• _Task item 1_
From the review header, list the divisions and departments named in the affiliations.
• _Task item 2_
Based on the review header, explain why the article may be reproduced in any medium.
• _Task item 3_
Answer these questions from the review header:
(a) On what date was the article accepted?
(b) Who is listed as the academic editor?
(c) What is the street address given for the Fielding School of Public Health?

A Systematic Review of Point of Care Testing for Chlamydia trachomatis, Neisseria gonorrhoeae, and Trichomonas vaginalis

1Division of Infectious Diseases, Department of Medicine, University of California Los Angeles, 10833 Le Conte Avenue, Los Angeles, CA 90095, USA
2Division of Global Public Health, Department of Medicine, University of California San Diego, 9500 Gilman Drive 0507, La Jolla, CA 92093, USA
3Department of Epidemiology, Fielding School of Public Health, University of California Los Angeles, 640 Charles E. Young Drive S., Los Angeles, CA 90024, USA

Received 31 December 2015; Accepted 7 March 2016

Academic Editor: Louise Hafner

Copyright © 2016 Sasha Herbst de Cortina et al. This is an open access article distributed under the Creative Commons Attribution License, which permits unrestricted use, distribution, and reproduction in any medium, provided the original work is properly cited.

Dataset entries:

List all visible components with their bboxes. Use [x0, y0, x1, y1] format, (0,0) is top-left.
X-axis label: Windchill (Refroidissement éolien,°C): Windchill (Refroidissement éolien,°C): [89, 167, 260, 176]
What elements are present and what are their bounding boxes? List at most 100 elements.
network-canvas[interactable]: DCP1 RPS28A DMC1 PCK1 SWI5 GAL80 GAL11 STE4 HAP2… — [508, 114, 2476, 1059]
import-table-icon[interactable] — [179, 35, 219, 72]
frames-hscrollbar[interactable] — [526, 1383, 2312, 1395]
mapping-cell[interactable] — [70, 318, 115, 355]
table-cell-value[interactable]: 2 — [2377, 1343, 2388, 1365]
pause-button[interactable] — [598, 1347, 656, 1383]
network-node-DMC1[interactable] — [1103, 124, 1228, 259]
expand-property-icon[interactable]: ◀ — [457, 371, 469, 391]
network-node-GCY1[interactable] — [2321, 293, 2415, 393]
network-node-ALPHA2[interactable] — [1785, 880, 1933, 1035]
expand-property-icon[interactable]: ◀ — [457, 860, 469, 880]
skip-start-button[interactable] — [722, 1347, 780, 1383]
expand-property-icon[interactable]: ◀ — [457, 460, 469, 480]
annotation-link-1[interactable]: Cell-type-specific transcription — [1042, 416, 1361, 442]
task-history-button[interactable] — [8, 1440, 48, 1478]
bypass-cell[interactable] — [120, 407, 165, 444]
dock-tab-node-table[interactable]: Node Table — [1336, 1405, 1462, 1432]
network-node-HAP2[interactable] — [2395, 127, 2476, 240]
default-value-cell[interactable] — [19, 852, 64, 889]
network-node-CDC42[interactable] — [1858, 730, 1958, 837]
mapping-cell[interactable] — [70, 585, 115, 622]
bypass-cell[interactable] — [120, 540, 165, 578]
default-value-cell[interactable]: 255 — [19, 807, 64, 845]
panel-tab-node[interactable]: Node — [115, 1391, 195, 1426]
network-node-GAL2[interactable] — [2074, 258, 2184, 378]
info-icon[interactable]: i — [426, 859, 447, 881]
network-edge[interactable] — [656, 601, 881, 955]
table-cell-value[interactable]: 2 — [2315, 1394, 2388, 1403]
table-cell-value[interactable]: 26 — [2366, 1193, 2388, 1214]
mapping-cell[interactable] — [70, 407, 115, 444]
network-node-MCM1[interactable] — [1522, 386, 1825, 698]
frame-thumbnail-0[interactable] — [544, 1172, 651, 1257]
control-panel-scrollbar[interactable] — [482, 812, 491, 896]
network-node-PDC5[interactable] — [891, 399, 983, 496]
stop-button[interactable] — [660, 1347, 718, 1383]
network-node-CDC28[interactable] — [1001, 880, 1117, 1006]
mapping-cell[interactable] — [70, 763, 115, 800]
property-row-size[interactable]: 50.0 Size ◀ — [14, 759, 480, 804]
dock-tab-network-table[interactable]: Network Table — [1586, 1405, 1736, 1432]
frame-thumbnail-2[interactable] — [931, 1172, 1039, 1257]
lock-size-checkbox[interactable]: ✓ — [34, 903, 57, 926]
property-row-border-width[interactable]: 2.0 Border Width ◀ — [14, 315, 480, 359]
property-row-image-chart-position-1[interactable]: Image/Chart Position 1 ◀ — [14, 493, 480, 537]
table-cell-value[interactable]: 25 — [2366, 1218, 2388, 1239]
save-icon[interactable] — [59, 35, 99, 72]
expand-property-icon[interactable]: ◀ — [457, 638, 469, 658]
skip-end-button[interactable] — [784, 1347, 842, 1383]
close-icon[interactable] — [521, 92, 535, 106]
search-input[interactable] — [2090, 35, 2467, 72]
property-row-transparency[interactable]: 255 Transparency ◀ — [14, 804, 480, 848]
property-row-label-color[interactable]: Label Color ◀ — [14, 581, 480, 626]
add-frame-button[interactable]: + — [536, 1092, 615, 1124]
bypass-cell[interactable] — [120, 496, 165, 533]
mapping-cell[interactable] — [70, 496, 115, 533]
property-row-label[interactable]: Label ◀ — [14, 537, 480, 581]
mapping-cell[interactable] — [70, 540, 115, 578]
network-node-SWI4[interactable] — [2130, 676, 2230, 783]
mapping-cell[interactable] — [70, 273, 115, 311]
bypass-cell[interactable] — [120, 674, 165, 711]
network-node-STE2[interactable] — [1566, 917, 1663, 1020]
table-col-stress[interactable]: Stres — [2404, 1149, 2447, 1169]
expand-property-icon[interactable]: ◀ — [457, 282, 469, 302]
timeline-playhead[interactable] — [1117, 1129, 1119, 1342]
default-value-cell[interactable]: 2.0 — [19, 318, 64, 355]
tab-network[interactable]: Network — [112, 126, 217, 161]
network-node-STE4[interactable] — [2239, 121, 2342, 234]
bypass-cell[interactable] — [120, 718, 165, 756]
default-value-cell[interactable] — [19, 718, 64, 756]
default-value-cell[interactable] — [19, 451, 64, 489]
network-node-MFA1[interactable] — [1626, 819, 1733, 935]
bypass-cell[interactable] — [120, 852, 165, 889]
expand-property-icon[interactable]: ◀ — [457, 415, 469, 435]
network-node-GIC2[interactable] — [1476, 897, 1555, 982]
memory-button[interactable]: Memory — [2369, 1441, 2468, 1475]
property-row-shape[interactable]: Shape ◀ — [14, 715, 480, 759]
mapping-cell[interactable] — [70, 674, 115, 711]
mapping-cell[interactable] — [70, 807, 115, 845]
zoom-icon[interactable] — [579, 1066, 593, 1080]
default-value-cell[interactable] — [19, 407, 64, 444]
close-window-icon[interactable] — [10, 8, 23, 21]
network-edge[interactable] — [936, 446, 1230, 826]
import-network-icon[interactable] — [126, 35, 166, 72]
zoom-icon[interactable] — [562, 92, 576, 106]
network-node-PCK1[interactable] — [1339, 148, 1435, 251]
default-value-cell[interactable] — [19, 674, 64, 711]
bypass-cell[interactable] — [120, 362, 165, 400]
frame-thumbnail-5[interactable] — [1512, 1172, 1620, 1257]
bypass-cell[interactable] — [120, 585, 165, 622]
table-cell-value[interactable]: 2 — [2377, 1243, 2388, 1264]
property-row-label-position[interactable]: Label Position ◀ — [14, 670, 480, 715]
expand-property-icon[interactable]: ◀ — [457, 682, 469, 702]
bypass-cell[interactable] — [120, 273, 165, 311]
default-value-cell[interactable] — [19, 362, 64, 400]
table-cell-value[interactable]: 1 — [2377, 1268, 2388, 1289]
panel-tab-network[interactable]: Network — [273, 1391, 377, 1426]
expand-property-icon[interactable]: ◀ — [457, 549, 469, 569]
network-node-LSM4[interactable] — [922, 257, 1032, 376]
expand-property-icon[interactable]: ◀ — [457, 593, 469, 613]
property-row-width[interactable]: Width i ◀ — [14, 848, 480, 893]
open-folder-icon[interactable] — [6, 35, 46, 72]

• _Exercise output 1_
- Division of Infectious Diseases, Department of Medicine, University of California Los Angeles
- Division of Global Public Health, Department of Medicine, University of California San Diego
- Department of Epidemiology, Fielding School of Public Health, University of California Los Angeles

• _Exercise output 2_
It is an open access article distributed under the Creative Commons Attribution License. That license permits unrestricted use, distribution, and reproduction in any medium, provided the original work is properly cited.

• _Exercise output 3_
(a) 7 March 2016
(b) Louise Hafner
(c) 640 Charles E. Young Drive S., Los Angeles, CA 90024, USA